# WORK ORDER
Where in the listing does the string "ylabel" appear? Copy every line that holds it.

# RECORDS FOR THE EXERCISE
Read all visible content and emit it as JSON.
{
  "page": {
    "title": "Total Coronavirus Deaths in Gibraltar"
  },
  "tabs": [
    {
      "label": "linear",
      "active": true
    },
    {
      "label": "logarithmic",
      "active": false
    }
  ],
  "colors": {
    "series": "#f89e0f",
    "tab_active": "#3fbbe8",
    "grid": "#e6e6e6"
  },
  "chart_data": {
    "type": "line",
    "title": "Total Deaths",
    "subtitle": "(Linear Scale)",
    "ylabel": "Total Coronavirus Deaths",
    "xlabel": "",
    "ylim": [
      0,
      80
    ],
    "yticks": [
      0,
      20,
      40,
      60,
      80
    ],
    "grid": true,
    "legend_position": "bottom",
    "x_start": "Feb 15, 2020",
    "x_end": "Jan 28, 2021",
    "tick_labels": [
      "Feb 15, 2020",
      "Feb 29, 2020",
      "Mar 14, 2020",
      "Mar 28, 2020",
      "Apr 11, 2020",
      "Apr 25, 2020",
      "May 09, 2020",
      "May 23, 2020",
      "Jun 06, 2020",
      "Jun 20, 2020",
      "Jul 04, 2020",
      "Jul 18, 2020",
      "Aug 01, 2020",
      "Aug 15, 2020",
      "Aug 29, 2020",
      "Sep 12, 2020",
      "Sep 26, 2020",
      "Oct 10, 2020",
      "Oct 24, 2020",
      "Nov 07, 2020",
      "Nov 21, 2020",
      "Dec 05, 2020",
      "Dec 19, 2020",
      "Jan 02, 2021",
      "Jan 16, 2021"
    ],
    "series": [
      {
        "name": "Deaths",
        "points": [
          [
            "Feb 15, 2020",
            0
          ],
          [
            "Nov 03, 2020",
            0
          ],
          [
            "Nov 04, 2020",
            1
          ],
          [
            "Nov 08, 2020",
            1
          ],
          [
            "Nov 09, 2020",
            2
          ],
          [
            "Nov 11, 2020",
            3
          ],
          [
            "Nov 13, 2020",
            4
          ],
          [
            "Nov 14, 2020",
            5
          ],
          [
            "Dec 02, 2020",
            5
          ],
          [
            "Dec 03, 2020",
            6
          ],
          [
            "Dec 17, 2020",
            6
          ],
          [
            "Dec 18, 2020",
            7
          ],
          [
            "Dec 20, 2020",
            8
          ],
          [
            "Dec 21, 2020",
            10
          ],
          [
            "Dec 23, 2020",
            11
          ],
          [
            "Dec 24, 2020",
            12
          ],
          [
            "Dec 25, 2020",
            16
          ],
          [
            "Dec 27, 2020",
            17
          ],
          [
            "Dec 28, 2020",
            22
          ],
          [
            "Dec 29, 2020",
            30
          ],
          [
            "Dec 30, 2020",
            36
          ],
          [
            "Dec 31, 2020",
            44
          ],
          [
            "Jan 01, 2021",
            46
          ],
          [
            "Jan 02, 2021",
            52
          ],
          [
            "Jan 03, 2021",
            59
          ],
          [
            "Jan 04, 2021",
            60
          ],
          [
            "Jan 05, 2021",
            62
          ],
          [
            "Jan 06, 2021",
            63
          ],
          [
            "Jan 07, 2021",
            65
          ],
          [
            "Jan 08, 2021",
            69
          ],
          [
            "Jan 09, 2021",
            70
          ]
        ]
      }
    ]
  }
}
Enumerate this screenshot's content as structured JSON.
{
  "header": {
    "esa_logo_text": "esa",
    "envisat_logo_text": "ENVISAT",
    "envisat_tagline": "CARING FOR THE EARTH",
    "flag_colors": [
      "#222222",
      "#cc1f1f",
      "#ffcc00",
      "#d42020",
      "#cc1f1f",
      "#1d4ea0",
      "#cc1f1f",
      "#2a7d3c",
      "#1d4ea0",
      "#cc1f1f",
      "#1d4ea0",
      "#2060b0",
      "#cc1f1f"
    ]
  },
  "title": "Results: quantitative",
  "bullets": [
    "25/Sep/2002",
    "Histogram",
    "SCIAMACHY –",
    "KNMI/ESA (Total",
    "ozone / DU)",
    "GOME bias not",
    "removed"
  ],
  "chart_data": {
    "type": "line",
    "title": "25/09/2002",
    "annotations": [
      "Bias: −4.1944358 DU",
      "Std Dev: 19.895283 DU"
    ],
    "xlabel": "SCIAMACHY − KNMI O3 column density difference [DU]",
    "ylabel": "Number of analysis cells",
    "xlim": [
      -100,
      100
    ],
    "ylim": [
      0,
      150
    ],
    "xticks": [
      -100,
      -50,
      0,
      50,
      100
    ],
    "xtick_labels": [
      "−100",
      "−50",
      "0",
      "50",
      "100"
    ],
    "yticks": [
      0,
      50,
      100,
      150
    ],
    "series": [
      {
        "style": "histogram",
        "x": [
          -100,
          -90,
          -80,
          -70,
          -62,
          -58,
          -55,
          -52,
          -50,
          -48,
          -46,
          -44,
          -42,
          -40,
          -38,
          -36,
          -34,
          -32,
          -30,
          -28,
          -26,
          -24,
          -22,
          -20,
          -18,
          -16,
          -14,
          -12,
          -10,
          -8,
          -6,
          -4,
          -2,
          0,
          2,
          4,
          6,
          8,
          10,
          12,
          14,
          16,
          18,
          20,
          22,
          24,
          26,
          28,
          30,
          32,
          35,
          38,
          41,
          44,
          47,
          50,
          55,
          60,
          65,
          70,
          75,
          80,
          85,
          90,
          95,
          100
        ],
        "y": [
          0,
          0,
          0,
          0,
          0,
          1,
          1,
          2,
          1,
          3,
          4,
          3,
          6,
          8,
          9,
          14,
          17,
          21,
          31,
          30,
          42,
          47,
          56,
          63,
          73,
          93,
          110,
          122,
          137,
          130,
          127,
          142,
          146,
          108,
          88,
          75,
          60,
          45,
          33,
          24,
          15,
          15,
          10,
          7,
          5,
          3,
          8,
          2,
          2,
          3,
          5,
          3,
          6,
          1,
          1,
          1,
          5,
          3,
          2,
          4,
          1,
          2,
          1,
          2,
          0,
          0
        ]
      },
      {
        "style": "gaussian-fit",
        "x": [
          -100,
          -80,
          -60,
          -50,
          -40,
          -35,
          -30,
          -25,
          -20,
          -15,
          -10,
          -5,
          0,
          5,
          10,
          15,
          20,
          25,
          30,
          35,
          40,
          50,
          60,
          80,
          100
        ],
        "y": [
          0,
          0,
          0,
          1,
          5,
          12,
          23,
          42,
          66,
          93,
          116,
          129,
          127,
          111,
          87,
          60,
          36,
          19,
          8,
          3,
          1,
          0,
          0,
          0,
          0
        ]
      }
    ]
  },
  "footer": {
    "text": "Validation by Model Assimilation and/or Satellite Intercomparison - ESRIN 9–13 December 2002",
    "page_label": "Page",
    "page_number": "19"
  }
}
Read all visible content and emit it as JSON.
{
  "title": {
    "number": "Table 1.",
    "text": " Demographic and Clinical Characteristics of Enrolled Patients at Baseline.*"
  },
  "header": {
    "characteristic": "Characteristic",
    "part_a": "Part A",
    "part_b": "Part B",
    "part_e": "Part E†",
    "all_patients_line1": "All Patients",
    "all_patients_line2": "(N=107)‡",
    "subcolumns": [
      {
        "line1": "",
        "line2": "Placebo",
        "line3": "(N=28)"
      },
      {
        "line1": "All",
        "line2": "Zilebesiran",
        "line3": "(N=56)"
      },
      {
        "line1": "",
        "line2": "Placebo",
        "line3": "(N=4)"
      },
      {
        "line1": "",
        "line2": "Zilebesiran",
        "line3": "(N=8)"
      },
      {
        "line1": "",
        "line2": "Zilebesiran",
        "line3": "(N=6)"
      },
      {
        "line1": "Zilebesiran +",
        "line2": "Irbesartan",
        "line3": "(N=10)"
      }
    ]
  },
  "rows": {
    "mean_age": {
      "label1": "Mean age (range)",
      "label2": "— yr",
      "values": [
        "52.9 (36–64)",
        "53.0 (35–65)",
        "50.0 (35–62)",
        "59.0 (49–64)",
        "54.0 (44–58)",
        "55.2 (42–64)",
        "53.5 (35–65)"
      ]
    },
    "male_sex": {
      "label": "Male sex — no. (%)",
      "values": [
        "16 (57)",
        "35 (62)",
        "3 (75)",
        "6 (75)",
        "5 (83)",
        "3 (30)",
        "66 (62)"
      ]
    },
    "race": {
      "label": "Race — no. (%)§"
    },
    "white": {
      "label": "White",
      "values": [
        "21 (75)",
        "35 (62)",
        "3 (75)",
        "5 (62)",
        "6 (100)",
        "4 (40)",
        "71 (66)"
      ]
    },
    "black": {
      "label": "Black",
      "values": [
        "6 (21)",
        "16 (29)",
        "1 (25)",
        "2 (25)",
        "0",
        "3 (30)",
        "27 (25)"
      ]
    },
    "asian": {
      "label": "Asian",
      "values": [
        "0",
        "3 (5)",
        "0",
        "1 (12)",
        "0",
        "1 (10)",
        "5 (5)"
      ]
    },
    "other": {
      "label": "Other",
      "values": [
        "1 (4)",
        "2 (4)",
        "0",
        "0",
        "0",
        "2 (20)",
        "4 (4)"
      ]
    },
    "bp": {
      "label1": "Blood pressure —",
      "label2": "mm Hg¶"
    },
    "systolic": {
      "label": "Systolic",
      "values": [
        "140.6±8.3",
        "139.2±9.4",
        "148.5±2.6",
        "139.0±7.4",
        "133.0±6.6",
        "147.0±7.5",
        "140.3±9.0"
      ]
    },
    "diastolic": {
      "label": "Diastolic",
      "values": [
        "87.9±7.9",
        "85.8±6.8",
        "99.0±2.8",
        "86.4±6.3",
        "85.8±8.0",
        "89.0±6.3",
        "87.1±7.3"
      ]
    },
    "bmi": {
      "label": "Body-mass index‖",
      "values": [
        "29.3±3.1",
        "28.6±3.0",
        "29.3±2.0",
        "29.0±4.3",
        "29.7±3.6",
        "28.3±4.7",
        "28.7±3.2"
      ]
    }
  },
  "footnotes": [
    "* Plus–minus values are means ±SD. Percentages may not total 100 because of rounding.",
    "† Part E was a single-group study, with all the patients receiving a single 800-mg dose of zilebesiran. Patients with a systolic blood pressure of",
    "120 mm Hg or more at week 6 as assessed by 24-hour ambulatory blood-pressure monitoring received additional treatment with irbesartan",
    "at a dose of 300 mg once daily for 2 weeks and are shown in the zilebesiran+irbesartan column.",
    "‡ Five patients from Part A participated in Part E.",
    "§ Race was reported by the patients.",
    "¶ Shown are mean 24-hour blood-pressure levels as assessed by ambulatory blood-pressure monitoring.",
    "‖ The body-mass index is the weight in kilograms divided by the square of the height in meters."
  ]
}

# REPLY
    "ylabel": "Total Coronavirus Deaths",
    "ylabel": "Number of analysis cells",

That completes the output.